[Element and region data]
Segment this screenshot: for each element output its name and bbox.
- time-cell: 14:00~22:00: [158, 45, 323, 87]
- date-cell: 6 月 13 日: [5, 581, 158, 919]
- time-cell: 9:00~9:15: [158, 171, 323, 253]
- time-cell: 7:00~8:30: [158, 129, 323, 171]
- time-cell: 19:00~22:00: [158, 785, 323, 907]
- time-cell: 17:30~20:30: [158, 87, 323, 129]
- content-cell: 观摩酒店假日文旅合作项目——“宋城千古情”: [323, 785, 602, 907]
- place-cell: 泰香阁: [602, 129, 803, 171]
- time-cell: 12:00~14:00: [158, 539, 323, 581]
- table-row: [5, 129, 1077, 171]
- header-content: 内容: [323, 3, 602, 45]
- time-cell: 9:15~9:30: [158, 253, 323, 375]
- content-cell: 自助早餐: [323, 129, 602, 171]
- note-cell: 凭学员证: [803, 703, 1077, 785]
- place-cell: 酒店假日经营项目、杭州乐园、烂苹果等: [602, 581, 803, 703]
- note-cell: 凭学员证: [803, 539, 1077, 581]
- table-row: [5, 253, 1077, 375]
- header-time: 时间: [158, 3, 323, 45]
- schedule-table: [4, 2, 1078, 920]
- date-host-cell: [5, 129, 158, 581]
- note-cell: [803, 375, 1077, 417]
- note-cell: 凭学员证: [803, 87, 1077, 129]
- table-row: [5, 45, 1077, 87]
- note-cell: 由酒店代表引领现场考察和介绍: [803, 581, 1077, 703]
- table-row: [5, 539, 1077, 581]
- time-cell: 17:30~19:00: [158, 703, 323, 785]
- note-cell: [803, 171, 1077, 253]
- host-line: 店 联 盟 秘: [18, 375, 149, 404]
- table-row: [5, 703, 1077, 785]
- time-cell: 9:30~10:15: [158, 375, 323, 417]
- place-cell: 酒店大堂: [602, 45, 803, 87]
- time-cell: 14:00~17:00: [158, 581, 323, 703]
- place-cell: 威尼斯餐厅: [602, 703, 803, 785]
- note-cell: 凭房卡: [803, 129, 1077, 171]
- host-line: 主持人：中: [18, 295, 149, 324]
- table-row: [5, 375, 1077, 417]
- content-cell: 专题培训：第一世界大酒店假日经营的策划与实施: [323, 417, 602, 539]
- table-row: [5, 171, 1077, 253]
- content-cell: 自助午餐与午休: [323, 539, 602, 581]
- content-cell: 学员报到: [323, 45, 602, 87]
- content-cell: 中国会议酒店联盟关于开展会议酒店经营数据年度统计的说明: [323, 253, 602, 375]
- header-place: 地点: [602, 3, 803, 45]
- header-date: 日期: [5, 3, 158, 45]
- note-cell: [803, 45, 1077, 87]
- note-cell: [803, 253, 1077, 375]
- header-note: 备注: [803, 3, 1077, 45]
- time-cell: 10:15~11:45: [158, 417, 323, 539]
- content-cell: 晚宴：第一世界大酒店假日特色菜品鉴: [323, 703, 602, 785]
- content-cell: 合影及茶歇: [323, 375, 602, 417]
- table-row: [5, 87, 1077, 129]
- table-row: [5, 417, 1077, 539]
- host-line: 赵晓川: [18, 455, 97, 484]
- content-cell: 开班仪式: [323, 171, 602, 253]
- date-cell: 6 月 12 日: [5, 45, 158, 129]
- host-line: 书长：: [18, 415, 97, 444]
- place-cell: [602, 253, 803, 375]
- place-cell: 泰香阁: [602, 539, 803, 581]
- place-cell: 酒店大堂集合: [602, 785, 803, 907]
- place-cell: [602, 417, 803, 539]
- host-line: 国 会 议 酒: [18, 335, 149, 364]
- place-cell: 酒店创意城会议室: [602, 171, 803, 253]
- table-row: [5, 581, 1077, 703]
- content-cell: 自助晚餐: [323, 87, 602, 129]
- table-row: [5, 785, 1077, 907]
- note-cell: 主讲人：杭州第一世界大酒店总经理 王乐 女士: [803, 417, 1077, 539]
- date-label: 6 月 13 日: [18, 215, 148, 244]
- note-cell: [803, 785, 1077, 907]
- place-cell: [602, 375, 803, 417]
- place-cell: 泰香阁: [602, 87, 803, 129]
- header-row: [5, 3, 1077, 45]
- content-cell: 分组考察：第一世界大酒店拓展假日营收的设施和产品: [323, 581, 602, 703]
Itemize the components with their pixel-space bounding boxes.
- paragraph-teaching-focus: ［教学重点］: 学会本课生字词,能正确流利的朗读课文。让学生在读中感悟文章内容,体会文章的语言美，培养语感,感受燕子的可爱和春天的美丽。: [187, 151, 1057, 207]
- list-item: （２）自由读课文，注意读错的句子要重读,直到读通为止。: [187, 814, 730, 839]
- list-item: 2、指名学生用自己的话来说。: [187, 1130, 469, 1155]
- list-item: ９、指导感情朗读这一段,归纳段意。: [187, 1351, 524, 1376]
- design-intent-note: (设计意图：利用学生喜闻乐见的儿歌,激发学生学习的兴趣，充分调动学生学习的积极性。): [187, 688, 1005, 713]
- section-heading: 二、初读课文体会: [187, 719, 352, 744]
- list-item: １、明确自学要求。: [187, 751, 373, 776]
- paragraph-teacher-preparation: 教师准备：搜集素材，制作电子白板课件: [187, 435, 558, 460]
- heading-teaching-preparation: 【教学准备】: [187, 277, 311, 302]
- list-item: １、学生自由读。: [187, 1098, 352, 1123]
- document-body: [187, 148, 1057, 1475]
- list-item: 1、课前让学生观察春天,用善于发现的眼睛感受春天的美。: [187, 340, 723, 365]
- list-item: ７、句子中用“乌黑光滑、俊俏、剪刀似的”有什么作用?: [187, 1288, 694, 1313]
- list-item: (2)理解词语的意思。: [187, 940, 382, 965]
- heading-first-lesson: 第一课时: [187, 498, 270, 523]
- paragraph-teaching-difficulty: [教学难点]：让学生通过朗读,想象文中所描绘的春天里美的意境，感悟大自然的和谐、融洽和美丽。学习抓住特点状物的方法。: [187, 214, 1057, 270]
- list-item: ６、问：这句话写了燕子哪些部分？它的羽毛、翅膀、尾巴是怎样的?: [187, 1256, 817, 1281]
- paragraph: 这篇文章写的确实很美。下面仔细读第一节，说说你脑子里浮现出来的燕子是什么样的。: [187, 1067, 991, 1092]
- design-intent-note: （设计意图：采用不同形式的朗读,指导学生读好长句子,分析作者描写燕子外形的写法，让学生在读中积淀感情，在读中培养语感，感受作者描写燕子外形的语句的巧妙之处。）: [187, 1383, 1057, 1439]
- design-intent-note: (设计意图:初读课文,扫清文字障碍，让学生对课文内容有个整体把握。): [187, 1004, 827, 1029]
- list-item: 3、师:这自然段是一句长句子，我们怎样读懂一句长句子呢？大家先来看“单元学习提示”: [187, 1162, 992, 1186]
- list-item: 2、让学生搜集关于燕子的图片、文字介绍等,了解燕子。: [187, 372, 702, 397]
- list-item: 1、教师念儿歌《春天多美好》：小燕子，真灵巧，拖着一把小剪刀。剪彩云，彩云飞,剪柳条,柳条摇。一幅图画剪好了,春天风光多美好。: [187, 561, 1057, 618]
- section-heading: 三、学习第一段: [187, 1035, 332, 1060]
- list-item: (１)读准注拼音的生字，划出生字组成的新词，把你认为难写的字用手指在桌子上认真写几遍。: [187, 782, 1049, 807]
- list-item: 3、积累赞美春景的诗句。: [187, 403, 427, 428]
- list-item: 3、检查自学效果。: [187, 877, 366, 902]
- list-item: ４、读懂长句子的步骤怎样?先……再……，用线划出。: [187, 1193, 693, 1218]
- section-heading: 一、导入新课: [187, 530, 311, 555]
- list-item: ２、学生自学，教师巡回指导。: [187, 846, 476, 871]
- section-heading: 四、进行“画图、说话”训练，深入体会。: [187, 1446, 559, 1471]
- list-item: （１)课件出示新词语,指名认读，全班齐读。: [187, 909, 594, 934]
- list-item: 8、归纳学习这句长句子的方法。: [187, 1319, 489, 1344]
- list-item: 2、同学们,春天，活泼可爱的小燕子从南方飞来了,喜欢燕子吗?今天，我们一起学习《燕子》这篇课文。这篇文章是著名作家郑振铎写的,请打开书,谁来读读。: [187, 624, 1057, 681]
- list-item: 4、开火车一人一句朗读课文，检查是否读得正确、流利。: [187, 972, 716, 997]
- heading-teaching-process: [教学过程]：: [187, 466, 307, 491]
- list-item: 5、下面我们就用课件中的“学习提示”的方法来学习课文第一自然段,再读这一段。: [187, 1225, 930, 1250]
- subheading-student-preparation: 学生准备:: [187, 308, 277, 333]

(WHAT THE EXERCISE ASKS):
Write out again, character for character, everything from the first line down to the line containing "785, 602, 907]", with both of those lines included.

(THE OUTPUT):
Segment this screenshot: for each element output its name and bbox.
- time-cell: 14:00~22:00: [158, 45, 323, 87]
- date-cell: 6 月 13 日: [5, 581, 158, 919]
- time-cell: 9:00~9:15: [158, 171, 323, 253]
- time-cell: 7:00~8:30: [158, 129, 323, 171]
- time-cell: 19:00~22:00: [158, 785, 323, 907]
- time-cell: 17:30~20:30: [158, 87, 323, 129]
- content-cell: 观摩酒店假日文旅合作项目——“宋城千古情”: [323, 785, 602, 907]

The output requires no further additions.